Look through the records and report how many lines include the word "narines", with no other words.

....

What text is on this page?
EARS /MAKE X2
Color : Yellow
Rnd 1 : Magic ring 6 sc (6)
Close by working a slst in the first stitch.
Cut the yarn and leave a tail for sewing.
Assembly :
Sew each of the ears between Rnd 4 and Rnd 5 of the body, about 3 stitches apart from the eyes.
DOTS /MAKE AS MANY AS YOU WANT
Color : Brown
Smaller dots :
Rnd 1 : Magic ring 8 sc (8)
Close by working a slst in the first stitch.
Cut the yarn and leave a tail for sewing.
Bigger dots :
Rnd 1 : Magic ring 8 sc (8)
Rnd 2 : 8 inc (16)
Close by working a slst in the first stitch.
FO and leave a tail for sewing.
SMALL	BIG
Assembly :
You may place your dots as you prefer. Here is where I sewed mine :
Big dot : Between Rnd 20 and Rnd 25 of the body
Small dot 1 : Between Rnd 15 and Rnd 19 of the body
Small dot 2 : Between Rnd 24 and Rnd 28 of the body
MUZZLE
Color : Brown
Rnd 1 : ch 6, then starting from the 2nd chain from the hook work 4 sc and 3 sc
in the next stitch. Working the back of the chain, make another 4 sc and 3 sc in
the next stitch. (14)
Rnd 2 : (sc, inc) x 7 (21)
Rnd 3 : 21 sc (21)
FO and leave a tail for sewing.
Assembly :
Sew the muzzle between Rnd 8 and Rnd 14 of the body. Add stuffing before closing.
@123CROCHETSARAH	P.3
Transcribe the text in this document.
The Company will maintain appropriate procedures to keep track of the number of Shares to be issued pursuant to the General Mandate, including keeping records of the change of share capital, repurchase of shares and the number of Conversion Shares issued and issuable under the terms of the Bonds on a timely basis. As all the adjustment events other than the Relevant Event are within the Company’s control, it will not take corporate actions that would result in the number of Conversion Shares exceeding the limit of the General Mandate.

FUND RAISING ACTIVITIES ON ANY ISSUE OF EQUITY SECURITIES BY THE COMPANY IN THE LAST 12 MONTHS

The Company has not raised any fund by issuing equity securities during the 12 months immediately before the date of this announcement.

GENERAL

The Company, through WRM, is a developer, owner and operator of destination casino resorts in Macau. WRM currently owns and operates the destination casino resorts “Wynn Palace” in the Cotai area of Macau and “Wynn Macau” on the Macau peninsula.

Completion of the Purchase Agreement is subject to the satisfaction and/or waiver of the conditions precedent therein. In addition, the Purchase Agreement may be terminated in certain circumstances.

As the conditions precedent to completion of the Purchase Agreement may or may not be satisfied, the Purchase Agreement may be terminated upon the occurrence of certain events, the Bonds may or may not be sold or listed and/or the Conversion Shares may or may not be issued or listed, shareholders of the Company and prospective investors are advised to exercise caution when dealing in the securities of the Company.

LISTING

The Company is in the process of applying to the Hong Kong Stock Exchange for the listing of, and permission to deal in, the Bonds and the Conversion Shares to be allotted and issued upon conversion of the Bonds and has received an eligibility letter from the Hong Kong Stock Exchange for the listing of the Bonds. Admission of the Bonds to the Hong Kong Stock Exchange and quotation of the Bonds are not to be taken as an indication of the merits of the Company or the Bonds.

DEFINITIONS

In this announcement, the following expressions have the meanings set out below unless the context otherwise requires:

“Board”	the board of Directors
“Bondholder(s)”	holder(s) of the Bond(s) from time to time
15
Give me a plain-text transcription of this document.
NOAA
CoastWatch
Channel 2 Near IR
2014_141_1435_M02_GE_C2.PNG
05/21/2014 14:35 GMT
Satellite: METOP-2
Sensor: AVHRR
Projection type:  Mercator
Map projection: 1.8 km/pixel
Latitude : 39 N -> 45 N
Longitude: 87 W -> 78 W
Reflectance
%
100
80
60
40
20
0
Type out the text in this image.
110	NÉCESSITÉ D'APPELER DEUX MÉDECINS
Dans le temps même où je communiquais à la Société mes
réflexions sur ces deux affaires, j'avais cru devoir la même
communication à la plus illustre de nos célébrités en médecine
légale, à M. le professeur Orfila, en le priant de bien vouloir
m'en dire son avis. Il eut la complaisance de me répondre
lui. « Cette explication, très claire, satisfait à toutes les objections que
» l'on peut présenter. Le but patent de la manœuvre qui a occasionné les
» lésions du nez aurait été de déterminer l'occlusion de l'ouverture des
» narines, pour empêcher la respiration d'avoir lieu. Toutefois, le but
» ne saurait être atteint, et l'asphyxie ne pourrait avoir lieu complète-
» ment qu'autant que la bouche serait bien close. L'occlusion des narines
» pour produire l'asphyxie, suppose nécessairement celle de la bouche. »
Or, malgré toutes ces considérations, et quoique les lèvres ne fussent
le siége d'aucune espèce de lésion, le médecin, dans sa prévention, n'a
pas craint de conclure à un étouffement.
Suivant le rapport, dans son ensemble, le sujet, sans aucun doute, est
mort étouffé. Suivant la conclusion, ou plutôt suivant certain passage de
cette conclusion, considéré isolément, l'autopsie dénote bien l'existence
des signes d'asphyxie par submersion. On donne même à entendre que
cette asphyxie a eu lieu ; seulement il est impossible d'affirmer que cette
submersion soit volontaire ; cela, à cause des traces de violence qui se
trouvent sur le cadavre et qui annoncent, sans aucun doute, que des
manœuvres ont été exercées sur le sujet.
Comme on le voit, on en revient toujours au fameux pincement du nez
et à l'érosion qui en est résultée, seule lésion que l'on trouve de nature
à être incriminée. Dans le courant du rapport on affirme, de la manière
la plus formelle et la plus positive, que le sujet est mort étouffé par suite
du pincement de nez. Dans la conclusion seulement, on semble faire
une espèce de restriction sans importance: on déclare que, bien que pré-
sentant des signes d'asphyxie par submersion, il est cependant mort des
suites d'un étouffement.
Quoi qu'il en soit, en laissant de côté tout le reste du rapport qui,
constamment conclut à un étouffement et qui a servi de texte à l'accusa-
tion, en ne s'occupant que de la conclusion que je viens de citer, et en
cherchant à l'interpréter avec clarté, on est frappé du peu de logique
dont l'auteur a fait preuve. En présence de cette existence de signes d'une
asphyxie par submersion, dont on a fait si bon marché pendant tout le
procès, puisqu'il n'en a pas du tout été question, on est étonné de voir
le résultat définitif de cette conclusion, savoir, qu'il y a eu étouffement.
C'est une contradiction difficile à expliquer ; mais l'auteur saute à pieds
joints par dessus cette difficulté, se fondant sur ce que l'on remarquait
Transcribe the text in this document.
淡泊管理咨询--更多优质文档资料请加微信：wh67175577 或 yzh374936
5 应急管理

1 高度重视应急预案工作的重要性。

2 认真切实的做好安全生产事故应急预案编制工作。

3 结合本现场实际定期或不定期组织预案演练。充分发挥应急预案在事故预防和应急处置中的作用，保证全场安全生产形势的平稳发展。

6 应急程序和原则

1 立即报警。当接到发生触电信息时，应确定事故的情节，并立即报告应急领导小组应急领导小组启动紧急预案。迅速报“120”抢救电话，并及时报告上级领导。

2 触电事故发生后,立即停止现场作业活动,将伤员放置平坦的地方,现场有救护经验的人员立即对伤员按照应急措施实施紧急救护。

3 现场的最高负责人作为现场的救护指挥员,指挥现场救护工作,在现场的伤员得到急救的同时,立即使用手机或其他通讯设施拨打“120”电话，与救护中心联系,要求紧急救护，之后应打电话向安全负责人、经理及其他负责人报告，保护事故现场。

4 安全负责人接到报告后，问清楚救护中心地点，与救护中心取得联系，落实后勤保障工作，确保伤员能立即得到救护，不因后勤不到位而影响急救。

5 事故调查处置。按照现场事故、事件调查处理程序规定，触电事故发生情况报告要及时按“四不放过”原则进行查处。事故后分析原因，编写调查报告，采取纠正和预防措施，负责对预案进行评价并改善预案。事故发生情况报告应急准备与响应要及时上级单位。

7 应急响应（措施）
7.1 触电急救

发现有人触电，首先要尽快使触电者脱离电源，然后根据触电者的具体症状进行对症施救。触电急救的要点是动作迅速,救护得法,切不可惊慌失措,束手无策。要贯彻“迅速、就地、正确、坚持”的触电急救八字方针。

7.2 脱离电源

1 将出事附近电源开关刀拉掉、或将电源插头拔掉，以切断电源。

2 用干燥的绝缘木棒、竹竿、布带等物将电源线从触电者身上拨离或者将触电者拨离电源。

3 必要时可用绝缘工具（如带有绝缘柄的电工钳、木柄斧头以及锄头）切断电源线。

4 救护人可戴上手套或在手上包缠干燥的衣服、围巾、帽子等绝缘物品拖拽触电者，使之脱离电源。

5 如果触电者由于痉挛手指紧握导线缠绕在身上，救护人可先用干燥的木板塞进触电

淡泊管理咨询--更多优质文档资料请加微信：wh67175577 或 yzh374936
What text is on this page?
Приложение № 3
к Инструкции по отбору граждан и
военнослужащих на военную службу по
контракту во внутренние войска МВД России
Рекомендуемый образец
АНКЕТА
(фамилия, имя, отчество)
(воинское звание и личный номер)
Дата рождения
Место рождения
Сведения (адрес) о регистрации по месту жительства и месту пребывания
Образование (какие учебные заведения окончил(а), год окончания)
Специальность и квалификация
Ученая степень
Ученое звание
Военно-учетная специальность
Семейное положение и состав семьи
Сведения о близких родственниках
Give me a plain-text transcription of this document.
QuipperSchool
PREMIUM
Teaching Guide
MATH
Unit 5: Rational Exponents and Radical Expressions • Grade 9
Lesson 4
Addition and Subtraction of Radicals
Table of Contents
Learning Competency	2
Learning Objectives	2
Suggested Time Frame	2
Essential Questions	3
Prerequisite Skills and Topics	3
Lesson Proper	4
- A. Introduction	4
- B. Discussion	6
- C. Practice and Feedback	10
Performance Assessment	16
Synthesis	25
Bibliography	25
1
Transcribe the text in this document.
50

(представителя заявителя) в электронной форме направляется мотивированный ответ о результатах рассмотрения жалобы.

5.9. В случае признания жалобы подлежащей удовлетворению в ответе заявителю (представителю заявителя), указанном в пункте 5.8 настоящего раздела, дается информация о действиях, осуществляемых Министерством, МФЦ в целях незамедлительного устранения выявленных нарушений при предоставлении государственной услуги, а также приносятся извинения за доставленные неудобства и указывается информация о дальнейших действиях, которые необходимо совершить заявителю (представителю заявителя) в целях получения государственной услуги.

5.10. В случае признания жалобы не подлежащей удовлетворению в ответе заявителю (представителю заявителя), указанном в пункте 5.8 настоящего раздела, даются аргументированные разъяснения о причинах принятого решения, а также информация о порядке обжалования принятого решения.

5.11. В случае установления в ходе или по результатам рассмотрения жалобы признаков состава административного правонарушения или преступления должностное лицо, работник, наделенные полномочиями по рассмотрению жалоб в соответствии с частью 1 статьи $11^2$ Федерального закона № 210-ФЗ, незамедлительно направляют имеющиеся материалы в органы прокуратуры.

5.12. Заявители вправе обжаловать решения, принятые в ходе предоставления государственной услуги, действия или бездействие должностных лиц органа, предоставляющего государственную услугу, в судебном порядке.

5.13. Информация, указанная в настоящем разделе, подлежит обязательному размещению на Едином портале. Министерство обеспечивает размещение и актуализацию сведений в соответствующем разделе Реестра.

....

Exercise result → 2